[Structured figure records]
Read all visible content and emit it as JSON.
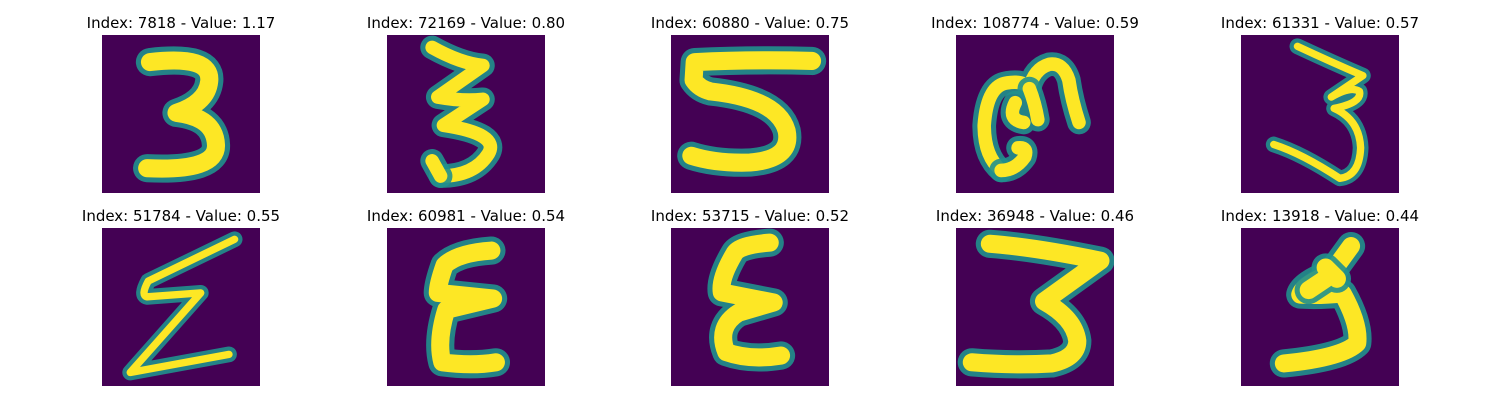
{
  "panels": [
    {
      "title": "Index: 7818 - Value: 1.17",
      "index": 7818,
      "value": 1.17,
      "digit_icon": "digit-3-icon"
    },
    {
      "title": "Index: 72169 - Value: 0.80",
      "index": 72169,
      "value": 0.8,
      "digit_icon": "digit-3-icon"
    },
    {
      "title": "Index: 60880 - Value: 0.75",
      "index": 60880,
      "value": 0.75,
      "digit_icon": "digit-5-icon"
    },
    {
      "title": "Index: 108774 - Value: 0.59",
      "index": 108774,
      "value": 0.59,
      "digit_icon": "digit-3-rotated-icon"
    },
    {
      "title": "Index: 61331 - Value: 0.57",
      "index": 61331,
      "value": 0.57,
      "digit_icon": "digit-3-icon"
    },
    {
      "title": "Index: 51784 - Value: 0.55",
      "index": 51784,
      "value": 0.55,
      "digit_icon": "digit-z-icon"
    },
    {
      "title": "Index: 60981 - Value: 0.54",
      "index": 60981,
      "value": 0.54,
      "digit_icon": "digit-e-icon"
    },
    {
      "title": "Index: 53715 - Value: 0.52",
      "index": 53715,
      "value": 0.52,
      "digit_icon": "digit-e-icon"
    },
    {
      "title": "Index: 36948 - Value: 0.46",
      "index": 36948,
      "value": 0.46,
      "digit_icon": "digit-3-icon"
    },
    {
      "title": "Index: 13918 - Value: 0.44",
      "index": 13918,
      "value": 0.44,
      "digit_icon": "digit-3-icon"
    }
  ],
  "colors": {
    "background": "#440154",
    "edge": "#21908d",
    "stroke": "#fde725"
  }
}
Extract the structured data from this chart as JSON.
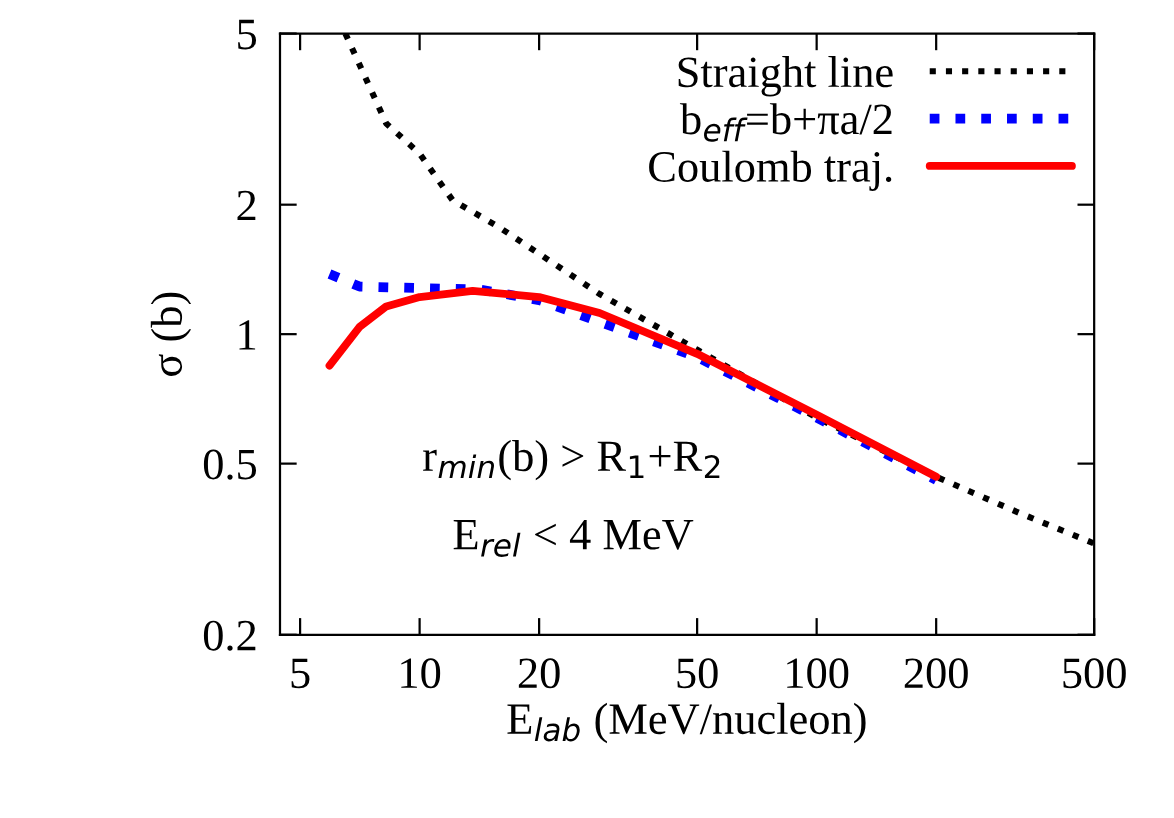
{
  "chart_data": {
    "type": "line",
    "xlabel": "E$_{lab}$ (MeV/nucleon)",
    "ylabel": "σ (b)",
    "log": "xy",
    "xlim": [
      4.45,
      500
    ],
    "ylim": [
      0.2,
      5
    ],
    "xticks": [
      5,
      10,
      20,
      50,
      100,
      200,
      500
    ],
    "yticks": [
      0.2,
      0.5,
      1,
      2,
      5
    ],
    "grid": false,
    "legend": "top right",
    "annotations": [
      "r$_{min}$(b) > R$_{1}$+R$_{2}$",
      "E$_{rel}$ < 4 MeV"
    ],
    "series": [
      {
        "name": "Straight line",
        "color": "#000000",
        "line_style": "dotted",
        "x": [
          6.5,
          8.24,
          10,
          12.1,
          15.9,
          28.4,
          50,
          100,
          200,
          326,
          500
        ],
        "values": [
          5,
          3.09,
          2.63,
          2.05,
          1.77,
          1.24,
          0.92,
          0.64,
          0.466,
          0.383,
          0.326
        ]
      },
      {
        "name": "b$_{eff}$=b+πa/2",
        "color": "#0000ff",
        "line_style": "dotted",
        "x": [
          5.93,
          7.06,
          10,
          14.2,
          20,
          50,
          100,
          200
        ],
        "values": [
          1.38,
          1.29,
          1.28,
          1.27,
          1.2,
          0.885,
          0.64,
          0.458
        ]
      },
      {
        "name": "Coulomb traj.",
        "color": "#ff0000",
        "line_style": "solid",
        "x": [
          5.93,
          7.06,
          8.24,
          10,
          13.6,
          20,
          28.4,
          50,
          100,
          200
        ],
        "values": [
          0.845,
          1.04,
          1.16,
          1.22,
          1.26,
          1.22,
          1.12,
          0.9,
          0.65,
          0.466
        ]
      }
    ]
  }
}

## Given request
Every line above should be repeated exactly; pictures stay out of the copy.

## Answer to this task
Read all visible content and emit it as JSON.
{
  "panels": [
    {
      "title": "Index: 7818 - Value: 1.17",
      "index": 7818,
      "value": 1.17,
      "digit_icon": "digit-3-icon"
    },
    {
      "title": "Index: 72169 - Value: 0.80",
      "index": 72169,
      "value": 0.8,
      "digit_icon": "digit-3-icon"
    },
    {
      "title": "Index: 60880 - Value: 0.75",
      "index": 60880,
      "value": 0.75,
      "digit_icon": "digit-5-icon"
    },
    {
      "title": "Index: 108774 - Value: 0.59",
      "index": 108774,
      "value": 0.59,
      "digit_icon": "digit-3-rotated-icon"
    },
    {
      "title": "Index: 61331 - Value: 0.57",
      "index": 61331,
      "value": 0.57,
      "digit_icon": "digit-3-icon"
    },
    {
      "title": "Index: 51784 - Value: 0.55",
      "index": 51784,
      "value": 0.55,
      "digit_icon": "digit-z-icon"
    },
    {
      "title": "Index: 60981 - Value: 0.54",
      "index": 60981,
      "value": 0.54,
      "digit_icon": "digit-e-icon"
    },
    {
      "title": "Index: 53715 - Value: 0.52",
      "index": 53715,
      "value": 0.52,
      "digit_icon": "digit-e-icon"
    },
    {
      "title": "Index: 36948 - Value: 0.46",
      "index": 36948,
      "value": 0.46,
      "digit_icon": "digit-3-icon"
    },
    {
      "title": "Index: 13918 - Value: 0.44",
      "index": 13918,
      "value": 0.44,
      "digit_icon": "digit-3-icon"
    }
  ],
  "colors": {
    "background": "#440154",
    "edge": "#21908d",
    "stroke": "#fde725"
  }
}
Extract the structured data from this chart as JSON.
{
  "chart_data": {
    "type": "line",
    "xlabel": "E$_{lab}$ (MeV/nucleon)",
    "ylabel": "σ (b)",
    "log": "xy",
    "xlim": [
      4.45,
      500
    ],
    "ylim": [
      0.2,
      5
    ],
    "xticks": [
      5,
      10,
      20,
      50,
      100,
      200,
      500
    ],
    "yticks": [
      0.2,
      0.5,
      1,
      2,
      5
    ],
    "grid": false,
    "legend": "top right",
    "annotations": [
      "r$_{min}$(b) > R$_{1}$+R$_{2}$",
      "E$_{rel}$ < 4 MeV"
    ],
    "series": [
      {
        "name": "Straight line",
        "color": "#000000",
        "line_style": "dotted",
        "x": [
          6.5,
          8.24,
          10,
          12.1,
          15.9,
          28.4,
          50,
          100,
          200,
          326,
          500
        ],
        "values": [
          5,
          3.09,
          2.63,
          2.05,
          1.77,
          1.24,
          0.92,
          0.64,
          0.466,
          0.383,
          0.326
        ]
      },
      {
        "name": "b$_{eff}$=b+πa/2",
        "color": "#0000ff",
        "line_style": "dotted",
        "x": [
          5.93,
          7.06,
          10,
          14.2,
          20,
          50,
          100,
          200
        ],
        "values": [
          1.38,
          1.29,
          1.28,
          1.27,
          1.2,
          0.885,
          0.64,
          0.458
        ]
      },
      {
        "name": "Coulomb traj.",
        "color": "#ff0000",
        "line_style": "solid",
        "x": [
          5.93,
          7.06,
          8.24,
          10,
          13.6,
          20,
          28.4,
          50,
          100,
          200
        ],
        "values": [
          0.845,
          1.04,
          1.16,
          1.22,
          1.26,
          1.22,
          1.12,
          0.9,
          0.65,
          0.466
        ]
      }
    ]
  }
}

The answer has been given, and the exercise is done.